--- Start of Exercise data ---

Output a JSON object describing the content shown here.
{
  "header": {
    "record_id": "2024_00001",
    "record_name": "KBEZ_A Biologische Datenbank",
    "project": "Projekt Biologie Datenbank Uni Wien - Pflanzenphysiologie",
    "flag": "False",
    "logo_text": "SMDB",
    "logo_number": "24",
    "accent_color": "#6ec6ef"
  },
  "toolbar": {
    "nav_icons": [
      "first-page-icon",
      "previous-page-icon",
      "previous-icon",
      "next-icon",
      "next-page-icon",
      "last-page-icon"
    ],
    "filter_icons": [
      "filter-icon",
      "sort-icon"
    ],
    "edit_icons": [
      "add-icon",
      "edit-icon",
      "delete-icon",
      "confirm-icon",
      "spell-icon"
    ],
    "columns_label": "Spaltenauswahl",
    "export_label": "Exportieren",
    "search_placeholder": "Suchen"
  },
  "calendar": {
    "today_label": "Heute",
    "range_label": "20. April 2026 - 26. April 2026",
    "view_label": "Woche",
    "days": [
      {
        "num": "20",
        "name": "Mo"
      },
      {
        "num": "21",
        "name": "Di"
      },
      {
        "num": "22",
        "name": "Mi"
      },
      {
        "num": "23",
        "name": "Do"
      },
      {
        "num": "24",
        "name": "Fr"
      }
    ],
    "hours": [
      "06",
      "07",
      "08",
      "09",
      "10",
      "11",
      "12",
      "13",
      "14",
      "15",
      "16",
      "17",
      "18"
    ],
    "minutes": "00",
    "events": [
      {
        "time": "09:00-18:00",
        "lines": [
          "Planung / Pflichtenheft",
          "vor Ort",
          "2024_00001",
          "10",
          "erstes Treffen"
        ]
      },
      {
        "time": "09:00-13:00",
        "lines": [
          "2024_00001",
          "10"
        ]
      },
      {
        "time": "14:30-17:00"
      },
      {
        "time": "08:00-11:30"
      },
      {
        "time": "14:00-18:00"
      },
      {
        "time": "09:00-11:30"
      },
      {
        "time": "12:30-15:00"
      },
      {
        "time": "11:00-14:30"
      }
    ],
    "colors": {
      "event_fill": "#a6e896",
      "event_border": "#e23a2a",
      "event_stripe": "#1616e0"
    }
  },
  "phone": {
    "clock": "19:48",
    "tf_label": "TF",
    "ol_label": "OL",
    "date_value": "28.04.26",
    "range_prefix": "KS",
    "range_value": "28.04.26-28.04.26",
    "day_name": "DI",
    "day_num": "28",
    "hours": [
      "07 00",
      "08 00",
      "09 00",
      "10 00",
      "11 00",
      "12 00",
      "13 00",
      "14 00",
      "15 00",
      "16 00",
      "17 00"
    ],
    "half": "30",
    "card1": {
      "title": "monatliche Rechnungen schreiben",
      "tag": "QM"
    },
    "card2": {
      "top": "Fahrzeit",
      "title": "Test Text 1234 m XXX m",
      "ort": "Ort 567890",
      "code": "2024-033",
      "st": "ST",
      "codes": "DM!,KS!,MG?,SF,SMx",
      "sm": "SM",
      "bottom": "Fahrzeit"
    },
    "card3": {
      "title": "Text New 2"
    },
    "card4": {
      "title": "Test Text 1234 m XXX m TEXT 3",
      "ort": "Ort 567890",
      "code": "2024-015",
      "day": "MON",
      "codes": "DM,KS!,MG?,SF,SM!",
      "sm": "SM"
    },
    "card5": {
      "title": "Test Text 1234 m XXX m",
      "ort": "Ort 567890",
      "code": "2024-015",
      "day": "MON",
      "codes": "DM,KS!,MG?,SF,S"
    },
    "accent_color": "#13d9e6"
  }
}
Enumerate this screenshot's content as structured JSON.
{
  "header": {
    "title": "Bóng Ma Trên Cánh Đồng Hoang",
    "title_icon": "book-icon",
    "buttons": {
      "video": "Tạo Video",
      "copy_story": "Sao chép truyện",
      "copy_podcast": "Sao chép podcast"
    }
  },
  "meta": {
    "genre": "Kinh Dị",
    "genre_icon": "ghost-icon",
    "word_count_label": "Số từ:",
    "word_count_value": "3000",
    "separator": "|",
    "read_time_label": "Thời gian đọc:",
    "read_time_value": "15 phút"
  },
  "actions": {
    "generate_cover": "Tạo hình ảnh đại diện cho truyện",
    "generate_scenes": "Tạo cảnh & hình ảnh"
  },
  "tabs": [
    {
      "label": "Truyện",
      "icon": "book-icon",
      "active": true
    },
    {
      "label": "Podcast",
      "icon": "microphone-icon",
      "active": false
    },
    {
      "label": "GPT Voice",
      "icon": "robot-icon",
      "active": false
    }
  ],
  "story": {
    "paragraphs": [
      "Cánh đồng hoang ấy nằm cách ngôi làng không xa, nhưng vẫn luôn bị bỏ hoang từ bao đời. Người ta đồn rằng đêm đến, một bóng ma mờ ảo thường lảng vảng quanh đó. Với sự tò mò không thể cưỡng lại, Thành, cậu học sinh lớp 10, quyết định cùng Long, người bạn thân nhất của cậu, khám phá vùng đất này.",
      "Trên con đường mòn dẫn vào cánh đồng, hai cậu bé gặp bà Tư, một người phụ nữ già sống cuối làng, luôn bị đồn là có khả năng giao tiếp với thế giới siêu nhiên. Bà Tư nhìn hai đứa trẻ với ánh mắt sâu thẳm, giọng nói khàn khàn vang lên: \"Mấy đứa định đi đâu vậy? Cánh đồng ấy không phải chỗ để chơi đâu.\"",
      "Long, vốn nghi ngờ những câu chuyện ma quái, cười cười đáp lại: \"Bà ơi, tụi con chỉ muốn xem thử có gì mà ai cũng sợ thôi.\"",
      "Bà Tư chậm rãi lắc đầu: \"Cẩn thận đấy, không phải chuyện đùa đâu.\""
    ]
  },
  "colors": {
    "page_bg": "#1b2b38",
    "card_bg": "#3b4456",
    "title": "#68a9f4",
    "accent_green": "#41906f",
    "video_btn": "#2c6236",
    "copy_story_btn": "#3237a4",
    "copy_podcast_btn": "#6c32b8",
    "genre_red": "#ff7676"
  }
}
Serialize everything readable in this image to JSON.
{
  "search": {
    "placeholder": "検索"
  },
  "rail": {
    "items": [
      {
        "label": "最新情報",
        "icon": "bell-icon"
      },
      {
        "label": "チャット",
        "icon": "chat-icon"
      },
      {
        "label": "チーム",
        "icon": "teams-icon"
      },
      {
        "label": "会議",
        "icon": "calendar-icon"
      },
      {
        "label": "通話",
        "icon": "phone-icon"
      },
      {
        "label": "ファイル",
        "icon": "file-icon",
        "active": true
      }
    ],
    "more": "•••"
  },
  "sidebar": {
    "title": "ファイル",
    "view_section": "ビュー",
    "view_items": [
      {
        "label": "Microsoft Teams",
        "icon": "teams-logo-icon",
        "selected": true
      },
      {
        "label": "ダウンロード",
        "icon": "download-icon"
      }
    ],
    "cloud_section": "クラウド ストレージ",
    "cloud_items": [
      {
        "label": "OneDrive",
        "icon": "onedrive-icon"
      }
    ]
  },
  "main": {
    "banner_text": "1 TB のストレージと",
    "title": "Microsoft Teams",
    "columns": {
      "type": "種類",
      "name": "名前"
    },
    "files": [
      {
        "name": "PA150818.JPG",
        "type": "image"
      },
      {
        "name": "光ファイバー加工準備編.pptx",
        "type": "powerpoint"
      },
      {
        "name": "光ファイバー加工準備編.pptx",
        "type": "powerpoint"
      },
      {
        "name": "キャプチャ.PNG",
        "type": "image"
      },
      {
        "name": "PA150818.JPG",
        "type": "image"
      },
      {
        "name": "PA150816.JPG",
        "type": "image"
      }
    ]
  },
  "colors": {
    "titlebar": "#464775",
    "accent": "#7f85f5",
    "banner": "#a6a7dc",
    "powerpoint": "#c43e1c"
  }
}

--- End of Exercise data ---

▶ [Written instruction] Provide an exact reproduction of all the entries shown above.

▶ [Written answer]
Output a JSON object describing the content shown here.
{
  "header": {
    "record_id": "2024_00001",
    "record_name": "KBEZ_A Biologische Datenbank",
    "project": "Projekt Biologie Datenbank Uni Wien - Pflanzenphysiologie",
    "flag": "False",
    "logo_text": "SMDB",
    "logo_number": "24",
    "accent_color": "#6ec6ef"
  },
  "toolbar": {
    "nav_icons": [
      "first-page-icon",
      "previous-page-icon",
      "previous-icon",
      "next-icon",
      "next-page-icon",
      "last-page-icon"
    ],
    "filter_icons": [
      "filter-icon",
      "sort-icon"
    ],
    "edit_icons": [
      "add-icon",
      "edit-icon",
      "delete-icon",
      "confirm-icon",
      "spell-icon"
    ],
    "columns_label": "Spaltenauswahl",
    "export_label": "Exportieren",
    "search_placeholder": "Suchen"
  },
  "calendar": {
    "today_label": "Heute",
    "range_label": "20. April 2026 - 26. April 2026",
    "view_label": "Woche",
    "days": [
      {
        "num": "20",
        "name": "Mo"
      },
      {
        "num": "21",
        "name": "Di"
      },
      {
        "num": "22",
        "name": "Mi"
      },
      {
        "num": "23",
        "name": "Do"
      },
      {
        "num": "24",
        "name": "Fr"
      }
    ],
    "hours": [
      "06",
      "07",
      "08",
      "09",
      "10",
      "11",
      "12",
      "13",
      "14",
      "15",
      "16",
      "17",
      "18"
    ],
    "minutes": "00",
    "events": [
      {
        "time": "09:00-18:00",
        "lines": [
          "Planung / Pflichtenheft",
          "vor Ort",
          "2024_00001",
          "10",
          "erstes Treffen"
        ]
      },
      {
        "time": "09:00-13:00",
        "lines": [
          "2024_00001",
          "10"
        ]
      },
      {
        "time": "14:30-17:00"
      },
      {
        "time": "08:00-11:30"
      },
      {
        "time": "14:00-18:00"
      },
      {
        "time": "09:00-11:30"
      },
      {
        "time": "12:30-15:00"
      },
      {
        "time": "11:00-14:30"
      }
    ],
    "colors": {
      "event_fill": "#a6e896",
      "event_border": "#e23a2a",
      "event_stripe": "#1616e0"
    }
  },
  "phone": {
    "clock": "19:48",
    "tf_label": "TF",
    "ol_label": "OL",
    "date_value": "28.04.26",
    "range_prefix": "KS",
    "range_value": "28.04.26-28.04.26",
    "day_name": "DI",
    "day_num": "28",
    "hours": [
      "07 00",
      "08 00",
      "09 00",
      "10 00",
      "11 00",
      "12 00",
      "13 00",
      "14 00",
      "15 00",
      "16 00",
      "17 00"
    ],
    "half": "30",
    "card1": {
      "title": "monatliche Rechnungen schreiben",
      "tag": "QM"
    },
    "card2": {
      "top": "Fahrzeit",
      "title": "Test Text 1234 m XXX m",
      "ort": "Ort 567890",
      "code": "2024-033",
      "st": "ST",
      "codes": "DM!,KS!,MG?,SF,SMx",
      "sm": "SM",
      "bottom": "Fahrzeit"
    },
    "card3": {
      "title": "Text New 2"
    },
    "card4": {
      "title": "Test Text 1234 m XXX m TEXT 3",
      "ort": "Ort 567890",
      "code": "2024-015",
      "day": "MON",
      "codes": "DM,KS!,MG?,SF,SM!",
      "sm": "SM"
    },
    "card5": {
      "title": "Test Text 1234 m XXX m",
      "ort": "Ort 567890",
      "code": "2024-015",
      "day": "MON",
      "codes": "DM,KS!,MG?,SF,S"
    },
    "accent_color": "#13d9e6"
  }
}
Enumerate this screenshot's content as structured JSON.
{
  "header": {
    "title": "Bóng Ma Trên Cánh Đồng Hoang",
    "title_icon": "book-icon",
    "buttons": {
      "video": "Tạo Video",
      "copy_story": "Sao chép truyện",
      "copy_podcast": "Sao chép podcast"
    }
  },
  "meta": {
    "genre": "Kinh Dị",
    "genre_icon": "ghost-icon",
    "word_count_label": "Số từ:",
    "word_count_value": "3000",
    "separator": "|",
    "read_time_label": "Thời gian đọc:",
    "read_time_value": "15 phút"
  },
  "actions": {
    "generate_cover": "Tạo hình ảnh đại diện cho truyện",
    "generate_scenes": "Tạo cảnh & hình ảnh"
  },
  "tabs": [
    {
      "label": "Truyện",
      "icon": "book-icon",
      "active": true
    },
    {
      "label": "Podcast",
      "icon": "microphone-icon",
      "active": false
    },
    {
      "label": "GPT Voice",
      "icon": "robot-icon",
      "active": false
    }
  ],
  "story": {
    "paragraphs": [
      "Cánh đồng hoang ấy nằm cách ngôi làng không xa, nhưng vẫn luôn bị bỏ hoang từ bao đời. Người ta đồn rằng đêm đến, một bóng ma mờ ảo thường lảng vảng quanh đó. Với sự tò mò không thể cưỡng lại, Thành, cậu học sinh lớp 10, quyết định cùng Long, người bạn thân nhất của cậu, khám phá vùng đất này.",
      "Trên con đường mòn dẫn vào cánh đồng, hai cậu bé gặp bà Tư, một người phụ nữ già sống cuối làng, luôn bị đồn là có khả năng giao tiếp với thế giới siêu nhiên. Bà Tư nhìn hai đứa trẻ với ánh mắt sâu thẳm, giọng nói khàn khàn vang lên: \"Mấy đứa định đi đâu vậy? Cánh đồng ấy không phải chỗ để chơi đâu.\"",
      "Long, vốn nghi ngờ những câu chuyện ma quái, cười cười đáp lại: \"Bà ơi, tụi con chỉ muốn xem thử có gì mà ai cũng sợ thôi.\"",
      "Bà Tư chậm rãi lắc đầu: \"Cẩn thận đấy, không phải chuyện đùa đâu.\""
    ]
  },
  "colors": {
    "page_bg": "#1b2b38",
    "card_bg": "#3b4456",
    "title": "#68a9f4",
    "accent_green": "#41906f",
    "video_btn": "#2c6236",
    "copy_story_btn": "#3237a4",
    "copy_podcast_btn": "#6c32b8",
    "genre_red": "#ff7676"
  }
}
Serialize everything readable in this image to JSON.
{
  "search": {
    "placeholder": "検索"
  },
  "rail": {
    "items": [
      {
        "label": "最新情報",
        "icon": "bell-icon"
      },
      {
        "label": "チャット",
        "icon": "chat-icon"
      },
      {
        "label": "チーム",
        "icon": "teams-icon"
      },
      {
        "label": "会議",
        "icon": "calendar-icon"
      },
      {
        "label": "通話",
        "icon": "phone-icon"
      },
      {
        "label": "ファイル",
        "icon": "file-icon",
        "active": true
      }
    ],
    "more": "•••"
  },
  "sidebar": {
    "title": "ファイル",
    "view_section": "ビュー",
    "view_items": [
      {
        "label": "Microsoft Teams",
        "icon": "teams-logo-icon",
        "selected": true
      },
      {
        "label": "ダウンロード",
        "icon": "download-icon"
      }
    ],
    "cloud_section": "クラウド ストレージ",
    "cloud_items": [
      {
        "label": "OneDrive",
        "icon": "onedrive-icon"
      }
    ]
  },
  "main": {
    "banner_text": "1 TB のストレージと",
    "title": "Microsoft Teams",
    "columns": {
      "type": "種類",
      "name": "名前"
    },
    "files": [
      {
        "name": "PA150818.JPG",
        "type": "image"
      },
      {
        "name": "光ファイバー加工準備編.pptx",
        "type": "powerpoint"
      },
      {
        "name": "光ファイバー加工準備編.pptx",
        "type": "powerpoint"
      },
      {
        "name": "キャプチャ.PNG",
        "type": "image"
      },
      {
        "name": "PA150818.JPG",
        "type": "image"
      },
      {
        "name": "PA150816.JPG",
        "type": "image"
      }
    ]
  },
  "colors": {
    "titlebar": "#464775",
    "accent": "#7f85f5",
    "banner": "#a6a7dc",
    "powerpoint": "#c43e1c"
  }
}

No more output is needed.